**PROVIDED RECORDS**
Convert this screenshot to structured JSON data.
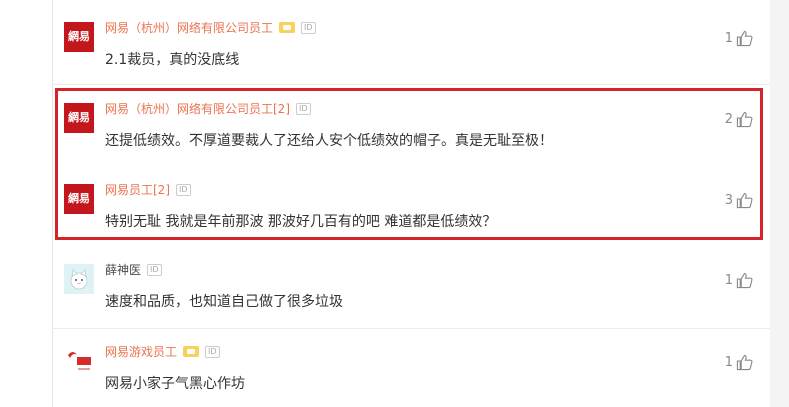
{
  "comments": [
    {
      "name": "网易（杭州）网络有限公司员工",
      "badges": [
        "vip",
        "id"
      ],
      "text": "2.1裁员，真的没底线",
      "likes": "1",
      "avatar": "netease-logo"
    },
    {
      "name": "网易（杭州）网络有限公司员工[2]",
      "badges": [
        "id"
      ],
      "text": "还提低绩效。不厚道要裁人了还给人安个低绩效的帽子。真是无耻至极！",
      "likes": "2",
      "avatar": "netease-logo"
    },
    {
      "name": "网易员工[2]",
      "badges": [
        "id"
      ],
      "text": "特别无耻 我就是年前那波 那波好几百有的吧 难道都是低绩效？",
      "likes": "3",
      "avatar": "netease-logo"
    },
    {
      "name": "薛神医",
      "badges": [
        "id"
      ],
      "text": "速度和品质，也知道自己做了很多垃圾",
      "likes": "1",
      "avatar": "cat-avatar"
    },
    {
      "name": "网易游戏员工",
      "badges": [
        "vip",
        "id"
      ],
      "text": "网易小家子气黑心作坊",
      "likes": "1",
      "avatar": "netease-games-logo"
    }
  ],
  "avatar_text": "網易",
  "id_badge": "ID",
  "colors": {
    "highlight": "#d4232a",
    "name": "#eb7350",
    "netease_red": "#c3171d"
  }
}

**WHAT YOU ARE ASKED TO DO**
Write the lines above out again exactly, without any of their pictures.

**REPLY**
Convert this screenshot to structured JSON data.
{
  "comments": [
    {
      "name": "网易（杭州）网络有限公司员工",
      "badges": [
        "vip",
        "id"
      ],
      "text": "2.1裁员，真的没底线",
      "likes": "1",
      "avatar": "netease-logo"
    },
    {
      "name": "网易（杭州）网络有限公司员工[2]",
      "badges": [
        "id"
      ],
      "text": "还提低绩效。不厚道要裁人了还给人安个低绩效的帽子。真是无耻至极！",
      "likes": "2",
      "avatar": "netease-logo"
    },
    {
      "name": "网易员工[2]",
      "badges": [
        "id"
      ],
      "text": "特别无耻 我就是年前那波 那波好几百有的吧 难道都是低绩效？",
      "likes": "3",
      "avatar": "netease-logo"
    },
    {
      "name": "薛神医",
      "badges": [
        "id"
      ],
      "text": "速度和品质，也知道自己做了很多垃圾",
      "likes": "1",
      "avatar": "cat-avatar"
    },
    {
      "name": "网易游戏员工",
      "badges": [
        "vip",
        "id"
      ],
      "text": "网易小家子气黑心作坊",
      "likes": "1",
      "avatar": "netease-games-logo"
    }
  ],
  "avatar_text": "網易",
  "id_badge": "ID",
  "colors": {
    "highlight": "#d4232a",
    "name": "#eb7350",
    "netease_red": "#c3171d"
  }
}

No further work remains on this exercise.